Request: Set out the data as a numbered list, starting at the beginning and ending at the line that contains "The forward vertical column 20", with both ends included and blank lines left out.

* start *

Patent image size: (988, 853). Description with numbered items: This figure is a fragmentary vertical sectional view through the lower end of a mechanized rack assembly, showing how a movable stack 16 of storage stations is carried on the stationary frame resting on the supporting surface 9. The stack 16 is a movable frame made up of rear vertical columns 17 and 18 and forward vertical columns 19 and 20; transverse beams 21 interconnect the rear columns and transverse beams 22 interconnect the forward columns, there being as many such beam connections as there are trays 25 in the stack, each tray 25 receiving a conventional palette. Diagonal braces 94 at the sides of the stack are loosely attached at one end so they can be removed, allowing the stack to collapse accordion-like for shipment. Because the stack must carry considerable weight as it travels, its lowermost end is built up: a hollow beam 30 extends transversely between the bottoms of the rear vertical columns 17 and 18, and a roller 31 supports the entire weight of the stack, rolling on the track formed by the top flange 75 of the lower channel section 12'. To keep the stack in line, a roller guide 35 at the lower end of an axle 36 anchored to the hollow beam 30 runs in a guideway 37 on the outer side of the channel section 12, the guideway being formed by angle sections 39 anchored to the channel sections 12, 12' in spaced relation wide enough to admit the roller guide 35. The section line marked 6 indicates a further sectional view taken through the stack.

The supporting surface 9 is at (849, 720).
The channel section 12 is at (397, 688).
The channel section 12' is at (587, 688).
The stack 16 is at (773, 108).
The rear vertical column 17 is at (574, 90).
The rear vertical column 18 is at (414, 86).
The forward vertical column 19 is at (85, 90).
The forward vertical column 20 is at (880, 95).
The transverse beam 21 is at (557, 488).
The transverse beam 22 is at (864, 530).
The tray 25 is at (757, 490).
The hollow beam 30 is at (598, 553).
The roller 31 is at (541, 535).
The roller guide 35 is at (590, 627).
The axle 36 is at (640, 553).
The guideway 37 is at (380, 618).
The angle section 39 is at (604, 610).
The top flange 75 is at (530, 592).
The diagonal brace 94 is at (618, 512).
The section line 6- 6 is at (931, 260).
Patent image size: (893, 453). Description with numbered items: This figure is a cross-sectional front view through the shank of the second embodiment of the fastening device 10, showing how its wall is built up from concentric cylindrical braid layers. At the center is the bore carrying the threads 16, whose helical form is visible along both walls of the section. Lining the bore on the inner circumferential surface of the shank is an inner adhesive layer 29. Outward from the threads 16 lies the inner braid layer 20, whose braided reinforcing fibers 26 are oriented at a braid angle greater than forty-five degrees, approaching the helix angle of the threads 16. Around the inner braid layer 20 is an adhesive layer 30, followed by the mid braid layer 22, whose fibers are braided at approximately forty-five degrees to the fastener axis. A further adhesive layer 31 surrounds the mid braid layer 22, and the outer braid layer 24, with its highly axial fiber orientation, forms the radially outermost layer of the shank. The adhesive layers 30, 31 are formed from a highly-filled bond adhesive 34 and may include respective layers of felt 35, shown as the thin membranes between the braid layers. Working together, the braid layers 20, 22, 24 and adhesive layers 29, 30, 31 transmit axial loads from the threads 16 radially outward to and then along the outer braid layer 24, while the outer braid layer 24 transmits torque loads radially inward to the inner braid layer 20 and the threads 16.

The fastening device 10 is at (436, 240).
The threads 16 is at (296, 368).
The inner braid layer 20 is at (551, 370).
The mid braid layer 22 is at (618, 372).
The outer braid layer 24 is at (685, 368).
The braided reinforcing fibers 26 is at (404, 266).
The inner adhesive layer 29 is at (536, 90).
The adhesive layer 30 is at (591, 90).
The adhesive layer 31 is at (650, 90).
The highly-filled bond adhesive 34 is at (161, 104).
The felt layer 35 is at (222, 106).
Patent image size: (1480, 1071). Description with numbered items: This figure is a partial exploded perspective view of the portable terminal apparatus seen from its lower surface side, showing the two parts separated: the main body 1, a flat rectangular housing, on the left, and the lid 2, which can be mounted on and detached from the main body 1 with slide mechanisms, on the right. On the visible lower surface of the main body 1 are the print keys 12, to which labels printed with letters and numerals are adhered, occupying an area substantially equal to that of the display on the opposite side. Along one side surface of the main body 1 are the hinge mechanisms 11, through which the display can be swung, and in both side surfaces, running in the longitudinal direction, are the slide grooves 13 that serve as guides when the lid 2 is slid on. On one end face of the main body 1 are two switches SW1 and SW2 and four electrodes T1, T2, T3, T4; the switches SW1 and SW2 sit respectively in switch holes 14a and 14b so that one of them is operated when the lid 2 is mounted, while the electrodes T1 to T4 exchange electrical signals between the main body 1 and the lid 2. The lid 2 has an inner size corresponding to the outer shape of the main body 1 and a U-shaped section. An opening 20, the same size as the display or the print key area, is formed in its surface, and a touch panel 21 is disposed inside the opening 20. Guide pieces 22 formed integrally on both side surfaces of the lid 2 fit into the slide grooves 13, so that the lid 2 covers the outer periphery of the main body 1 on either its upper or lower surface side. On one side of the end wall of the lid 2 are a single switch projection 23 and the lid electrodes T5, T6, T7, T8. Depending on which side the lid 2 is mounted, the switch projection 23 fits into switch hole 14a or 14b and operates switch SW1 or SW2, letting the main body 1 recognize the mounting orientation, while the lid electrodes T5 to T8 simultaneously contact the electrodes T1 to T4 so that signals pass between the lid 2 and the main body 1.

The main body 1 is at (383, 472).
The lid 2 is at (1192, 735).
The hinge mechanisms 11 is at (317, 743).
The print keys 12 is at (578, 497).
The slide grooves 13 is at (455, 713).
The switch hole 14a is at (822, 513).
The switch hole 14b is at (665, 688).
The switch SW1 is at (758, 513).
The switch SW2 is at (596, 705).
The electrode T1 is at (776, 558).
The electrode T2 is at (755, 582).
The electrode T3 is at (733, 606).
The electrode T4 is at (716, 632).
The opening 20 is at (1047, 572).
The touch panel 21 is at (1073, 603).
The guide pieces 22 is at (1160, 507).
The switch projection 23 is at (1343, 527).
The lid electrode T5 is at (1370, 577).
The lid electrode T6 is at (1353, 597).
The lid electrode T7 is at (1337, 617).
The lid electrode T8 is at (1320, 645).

* end *

Answer to the task:
1. Patent image size: (988, 853). Description with numbered items: This figure is a fragmentary vertical sectional view through the lower end of a mechanized rack assembly, showing how a movable stack 16 of storage stations is carried on the stationary frame resting on the supporting surface 9. The stack 16 is a movable frame made up of rear vertical columns 17 and 18 and forward vertical columns 19 and 20; transverse beams 21 interconnect the rear columns and transverse beams 22 interconnect the forward columns, there being as many such beam connections as there are trays 25 in the stack, each tray 25 receiving a conventional palette. Diagonal braces 94 at the sides of the stack are loosely attached at one end so they can be removed, allowing the stack to collapse accordion-like for shipment. Because the stack must carry considerable weight as it travels, its lowermost end is built up: a hollow beam 30 extends transversely between the bottoms of the rear vertical columns 17 and 18, and a roller 31 supports the entire weight of the stack, rolling on the track formed by the top flange 75 of the lower channel section 12'. To keep the stack in line, a roller guide 35 at the lower end of an axle 36 anchored to the hollow beam 30 runs in a guideway 37 on the outer side of the channel section 12, the guideway being formed by angle sections 39 anchored to the channel sections 12, 12' in spaced relation wide enough to admit the roller guide 35. The section line marked 6 indicates a further sectional view taken through the stack.
2. The supporting surface 9 is at (849, 720).
3. The channel section 12 is at (397, 688).
4. The channel section 12' is at (587, 688).
5. The stack 16 is at (773, 108).
6. The rear vertical column 17 is at (574, 90).
7. The rear vertical column 18 is at (414, 86).
8. The forward vertical column 19 is at (85, 90).
9. The forward vertical column 20 is at (880, 95).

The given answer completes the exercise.